EXERCISE PROMPT -> Give back the line where "Reverse-engineer this chart into JSON." appears and all the lines after it until the listing ends, unchanged and with nothing else.

DATA TO USE ->
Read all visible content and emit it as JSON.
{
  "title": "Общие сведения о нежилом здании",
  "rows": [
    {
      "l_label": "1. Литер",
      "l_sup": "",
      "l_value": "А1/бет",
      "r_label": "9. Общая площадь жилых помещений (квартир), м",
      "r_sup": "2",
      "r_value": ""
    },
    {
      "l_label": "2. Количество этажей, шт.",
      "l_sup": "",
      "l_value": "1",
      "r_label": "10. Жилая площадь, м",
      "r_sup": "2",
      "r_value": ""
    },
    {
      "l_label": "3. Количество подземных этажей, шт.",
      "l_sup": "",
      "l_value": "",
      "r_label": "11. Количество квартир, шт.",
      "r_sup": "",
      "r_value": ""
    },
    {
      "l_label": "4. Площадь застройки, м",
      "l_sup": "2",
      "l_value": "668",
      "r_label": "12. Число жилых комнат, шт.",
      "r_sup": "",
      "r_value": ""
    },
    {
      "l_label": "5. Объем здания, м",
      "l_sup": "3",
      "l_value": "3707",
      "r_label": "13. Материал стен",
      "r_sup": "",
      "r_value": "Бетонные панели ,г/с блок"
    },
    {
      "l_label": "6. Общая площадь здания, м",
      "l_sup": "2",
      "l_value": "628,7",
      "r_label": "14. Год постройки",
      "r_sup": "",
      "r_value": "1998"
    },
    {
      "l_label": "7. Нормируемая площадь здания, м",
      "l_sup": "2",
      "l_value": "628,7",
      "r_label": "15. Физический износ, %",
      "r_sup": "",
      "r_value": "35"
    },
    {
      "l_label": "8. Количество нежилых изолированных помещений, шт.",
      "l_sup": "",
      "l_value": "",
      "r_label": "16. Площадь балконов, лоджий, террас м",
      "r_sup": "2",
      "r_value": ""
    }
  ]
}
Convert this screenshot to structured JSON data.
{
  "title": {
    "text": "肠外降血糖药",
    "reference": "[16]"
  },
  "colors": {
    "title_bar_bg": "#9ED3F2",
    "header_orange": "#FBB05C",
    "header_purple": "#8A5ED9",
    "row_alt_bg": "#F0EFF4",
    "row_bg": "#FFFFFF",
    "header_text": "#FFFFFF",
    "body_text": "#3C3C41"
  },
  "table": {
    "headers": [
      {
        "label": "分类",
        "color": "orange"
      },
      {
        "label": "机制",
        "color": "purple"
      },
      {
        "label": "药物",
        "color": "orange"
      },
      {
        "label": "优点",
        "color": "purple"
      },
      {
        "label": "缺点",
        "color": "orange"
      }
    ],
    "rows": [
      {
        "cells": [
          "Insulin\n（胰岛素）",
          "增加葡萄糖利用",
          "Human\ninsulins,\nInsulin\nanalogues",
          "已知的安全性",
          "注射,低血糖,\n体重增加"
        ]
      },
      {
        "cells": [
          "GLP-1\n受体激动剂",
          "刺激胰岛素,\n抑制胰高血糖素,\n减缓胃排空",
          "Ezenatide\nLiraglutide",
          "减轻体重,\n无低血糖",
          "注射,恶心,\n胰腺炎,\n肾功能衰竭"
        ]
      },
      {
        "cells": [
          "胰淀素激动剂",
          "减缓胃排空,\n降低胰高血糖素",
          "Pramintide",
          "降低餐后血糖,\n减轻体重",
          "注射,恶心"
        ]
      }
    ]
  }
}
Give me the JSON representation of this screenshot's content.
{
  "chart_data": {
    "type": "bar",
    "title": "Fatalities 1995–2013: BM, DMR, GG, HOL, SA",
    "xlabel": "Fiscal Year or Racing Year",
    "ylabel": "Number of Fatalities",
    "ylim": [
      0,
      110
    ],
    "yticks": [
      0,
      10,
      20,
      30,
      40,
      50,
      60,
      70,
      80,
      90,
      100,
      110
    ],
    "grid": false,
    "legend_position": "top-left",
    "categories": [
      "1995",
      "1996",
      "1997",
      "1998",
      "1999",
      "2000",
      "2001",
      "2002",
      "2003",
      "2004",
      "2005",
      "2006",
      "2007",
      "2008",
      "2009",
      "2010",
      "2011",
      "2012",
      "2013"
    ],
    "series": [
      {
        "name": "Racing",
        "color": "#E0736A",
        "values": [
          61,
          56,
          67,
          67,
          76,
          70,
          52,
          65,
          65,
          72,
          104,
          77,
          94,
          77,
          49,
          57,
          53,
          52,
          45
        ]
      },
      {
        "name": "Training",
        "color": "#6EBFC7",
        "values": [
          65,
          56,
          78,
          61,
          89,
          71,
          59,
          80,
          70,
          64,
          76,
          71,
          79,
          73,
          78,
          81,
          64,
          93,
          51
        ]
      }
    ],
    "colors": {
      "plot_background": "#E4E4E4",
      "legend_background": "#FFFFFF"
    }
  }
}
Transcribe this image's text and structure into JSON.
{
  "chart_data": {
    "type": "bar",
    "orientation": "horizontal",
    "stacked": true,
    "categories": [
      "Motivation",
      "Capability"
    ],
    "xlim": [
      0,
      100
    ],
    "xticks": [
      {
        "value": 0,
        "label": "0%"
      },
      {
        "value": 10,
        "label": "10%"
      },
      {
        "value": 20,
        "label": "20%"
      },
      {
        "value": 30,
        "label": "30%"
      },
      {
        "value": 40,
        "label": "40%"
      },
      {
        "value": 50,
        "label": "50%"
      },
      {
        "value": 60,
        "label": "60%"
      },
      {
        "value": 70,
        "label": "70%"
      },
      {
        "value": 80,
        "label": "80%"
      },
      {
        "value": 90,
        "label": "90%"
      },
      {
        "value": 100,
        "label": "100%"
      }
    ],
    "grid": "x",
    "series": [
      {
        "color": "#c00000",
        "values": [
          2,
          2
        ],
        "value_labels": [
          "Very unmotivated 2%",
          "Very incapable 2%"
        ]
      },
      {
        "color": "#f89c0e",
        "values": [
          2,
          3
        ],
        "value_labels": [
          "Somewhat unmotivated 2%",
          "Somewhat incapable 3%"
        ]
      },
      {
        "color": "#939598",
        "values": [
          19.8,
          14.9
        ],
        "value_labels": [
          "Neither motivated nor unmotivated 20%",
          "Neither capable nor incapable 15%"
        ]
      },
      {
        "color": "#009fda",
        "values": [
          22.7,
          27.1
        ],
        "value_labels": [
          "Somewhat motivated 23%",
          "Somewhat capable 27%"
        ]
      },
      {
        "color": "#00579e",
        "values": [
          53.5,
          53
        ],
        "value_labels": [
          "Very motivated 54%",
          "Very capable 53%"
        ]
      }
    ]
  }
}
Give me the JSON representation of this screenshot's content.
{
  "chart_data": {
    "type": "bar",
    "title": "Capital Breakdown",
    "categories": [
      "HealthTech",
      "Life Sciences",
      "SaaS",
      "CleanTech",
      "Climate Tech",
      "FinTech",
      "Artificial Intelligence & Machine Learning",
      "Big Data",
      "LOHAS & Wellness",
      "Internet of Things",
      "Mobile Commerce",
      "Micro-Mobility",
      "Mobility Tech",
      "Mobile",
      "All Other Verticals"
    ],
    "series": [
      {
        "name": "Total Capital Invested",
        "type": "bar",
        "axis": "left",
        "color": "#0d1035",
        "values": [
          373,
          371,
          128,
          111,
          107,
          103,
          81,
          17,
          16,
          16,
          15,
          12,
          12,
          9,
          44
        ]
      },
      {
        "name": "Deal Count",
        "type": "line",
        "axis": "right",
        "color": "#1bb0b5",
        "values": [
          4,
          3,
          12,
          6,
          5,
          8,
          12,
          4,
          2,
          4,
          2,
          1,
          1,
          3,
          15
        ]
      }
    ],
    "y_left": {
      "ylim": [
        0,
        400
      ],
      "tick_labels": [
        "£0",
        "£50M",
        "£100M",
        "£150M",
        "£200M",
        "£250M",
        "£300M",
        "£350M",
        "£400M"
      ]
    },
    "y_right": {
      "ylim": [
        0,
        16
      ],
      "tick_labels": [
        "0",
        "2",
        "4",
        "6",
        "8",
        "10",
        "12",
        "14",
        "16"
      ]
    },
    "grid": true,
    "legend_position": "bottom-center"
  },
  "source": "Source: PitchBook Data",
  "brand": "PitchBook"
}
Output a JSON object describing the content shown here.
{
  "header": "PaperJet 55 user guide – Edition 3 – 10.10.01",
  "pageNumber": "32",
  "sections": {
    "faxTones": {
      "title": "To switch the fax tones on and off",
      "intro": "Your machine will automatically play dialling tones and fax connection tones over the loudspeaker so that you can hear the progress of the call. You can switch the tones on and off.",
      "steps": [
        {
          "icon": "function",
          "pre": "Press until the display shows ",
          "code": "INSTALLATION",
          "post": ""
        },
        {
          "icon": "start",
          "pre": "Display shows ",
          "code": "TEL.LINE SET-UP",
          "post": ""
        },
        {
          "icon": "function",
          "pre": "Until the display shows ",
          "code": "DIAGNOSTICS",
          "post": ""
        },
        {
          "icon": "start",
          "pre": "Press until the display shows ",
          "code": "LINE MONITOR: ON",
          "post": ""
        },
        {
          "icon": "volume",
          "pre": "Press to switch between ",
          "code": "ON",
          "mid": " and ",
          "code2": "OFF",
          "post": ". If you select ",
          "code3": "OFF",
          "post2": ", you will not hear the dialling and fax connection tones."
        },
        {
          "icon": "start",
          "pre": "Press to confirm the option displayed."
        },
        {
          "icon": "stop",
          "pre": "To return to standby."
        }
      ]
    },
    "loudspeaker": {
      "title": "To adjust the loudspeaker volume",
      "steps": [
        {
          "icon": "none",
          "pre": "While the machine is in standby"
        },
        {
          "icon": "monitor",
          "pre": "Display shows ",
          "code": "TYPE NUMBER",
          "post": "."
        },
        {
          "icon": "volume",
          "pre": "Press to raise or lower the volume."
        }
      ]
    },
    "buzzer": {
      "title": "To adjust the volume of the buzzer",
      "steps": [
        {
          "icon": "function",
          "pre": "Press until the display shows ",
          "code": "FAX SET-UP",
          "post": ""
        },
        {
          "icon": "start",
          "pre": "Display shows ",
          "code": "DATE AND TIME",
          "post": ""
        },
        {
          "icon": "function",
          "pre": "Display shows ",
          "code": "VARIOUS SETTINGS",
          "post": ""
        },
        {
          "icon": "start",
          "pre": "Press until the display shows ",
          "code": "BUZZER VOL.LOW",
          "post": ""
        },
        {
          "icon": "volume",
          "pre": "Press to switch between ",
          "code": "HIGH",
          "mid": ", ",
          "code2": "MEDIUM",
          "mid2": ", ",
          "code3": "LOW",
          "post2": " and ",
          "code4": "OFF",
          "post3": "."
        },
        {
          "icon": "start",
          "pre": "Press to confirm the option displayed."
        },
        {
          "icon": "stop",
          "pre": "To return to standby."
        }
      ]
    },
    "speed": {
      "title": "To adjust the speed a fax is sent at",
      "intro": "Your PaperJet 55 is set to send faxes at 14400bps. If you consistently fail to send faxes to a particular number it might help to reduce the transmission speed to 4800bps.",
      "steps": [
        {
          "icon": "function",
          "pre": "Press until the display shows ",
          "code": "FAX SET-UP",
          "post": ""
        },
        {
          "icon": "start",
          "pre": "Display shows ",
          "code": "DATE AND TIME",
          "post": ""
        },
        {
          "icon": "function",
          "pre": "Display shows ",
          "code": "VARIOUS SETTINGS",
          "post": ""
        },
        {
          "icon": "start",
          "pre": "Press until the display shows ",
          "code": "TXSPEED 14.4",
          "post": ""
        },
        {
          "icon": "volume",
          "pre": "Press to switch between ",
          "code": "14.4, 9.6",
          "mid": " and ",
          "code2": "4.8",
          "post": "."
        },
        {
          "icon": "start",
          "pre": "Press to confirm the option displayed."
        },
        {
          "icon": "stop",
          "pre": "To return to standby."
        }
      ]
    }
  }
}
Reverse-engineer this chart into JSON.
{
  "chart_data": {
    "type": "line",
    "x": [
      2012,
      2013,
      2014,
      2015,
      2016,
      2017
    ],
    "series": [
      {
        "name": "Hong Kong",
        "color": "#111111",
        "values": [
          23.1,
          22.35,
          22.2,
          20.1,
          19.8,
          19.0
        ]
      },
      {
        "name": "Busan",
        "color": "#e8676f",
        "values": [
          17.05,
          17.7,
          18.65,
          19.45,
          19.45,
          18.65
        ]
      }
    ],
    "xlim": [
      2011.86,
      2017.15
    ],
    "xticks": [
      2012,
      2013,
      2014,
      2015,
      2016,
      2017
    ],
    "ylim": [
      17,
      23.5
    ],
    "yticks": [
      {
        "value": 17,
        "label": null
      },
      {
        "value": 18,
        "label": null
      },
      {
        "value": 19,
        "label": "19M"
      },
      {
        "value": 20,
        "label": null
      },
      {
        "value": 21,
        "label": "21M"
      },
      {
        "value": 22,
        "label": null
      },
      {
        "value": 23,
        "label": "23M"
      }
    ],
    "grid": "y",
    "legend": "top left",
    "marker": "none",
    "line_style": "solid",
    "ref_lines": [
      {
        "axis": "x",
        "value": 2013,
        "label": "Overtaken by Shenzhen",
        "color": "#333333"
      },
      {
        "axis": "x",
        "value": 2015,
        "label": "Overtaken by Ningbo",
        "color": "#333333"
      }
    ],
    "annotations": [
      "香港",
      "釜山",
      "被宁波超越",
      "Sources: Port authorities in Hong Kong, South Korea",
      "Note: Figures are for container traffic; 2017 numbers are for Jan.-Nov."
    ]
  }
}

ANSWER ->
Reverse-engineer this chart into JSON.
{
  "chart_data": {
    "type": "line",
    "x": [
      2012,
      2013,
      2014,
      2015,
      2016,
      2017
    ],
    "series": [
      {
        "name": "Hong Kong",
        "color": "#111111",
        "values": [
          23.1,
          22.35,
          22.2,
          20.1,
          19.8,
          19.0
        ]
      },
      {
        "name": "Busan",
        "color": "#e8676f",
        "values": [
          17.05,
          17.7,
          18.65,
          19.45,
          19.45,
          18.65
        ]
      }
    ],
    "xlim": [
      2011.86,
      2017.15
    ],
    "xticks": [
      2012,
      2013,
      2014,
      2015,
      2016,
      2017
    ],
    "ylim": [
      17,
      23.5
    ],
    "yticks": [
      {
        "value": 17,
        "label": null
      },
      {
        "value": 18,
        "label": null
      },
      {
        "value": 19,
        "label": "19M"
      },
      {
        "value": 20,
        "label": null
      },
      {
        "value": 21,
        "label": "21M"
      },
      {
        "value": 22,
        "label": null
      },
      {
        "value": 23,
        "label": "23M"
      }
    ],
    "grid": "y",
    "legend": "top left",
    "marker": "none",
    "line_style": "solid",
    "ref_lines": [
      {
        "axis": "x",
        "value": 2013,
        "label": "Overtaken by Shenzhen",
        "color": "#333333"
      },
      {
        "axis": "x",
        "value": 2015,
        "label": "Overtaken by Ningbo",
        "color": "#333333"
      }
    ],
    "annotations": [
      "香港",
      "釜山",
      "被宁波超越",
      "Sources: Port authorities in Hong Kong, South Korea",
      "Note: Figures are for container traffic; 2017 numbers are for Jan.-Nov."
    ]
  }
}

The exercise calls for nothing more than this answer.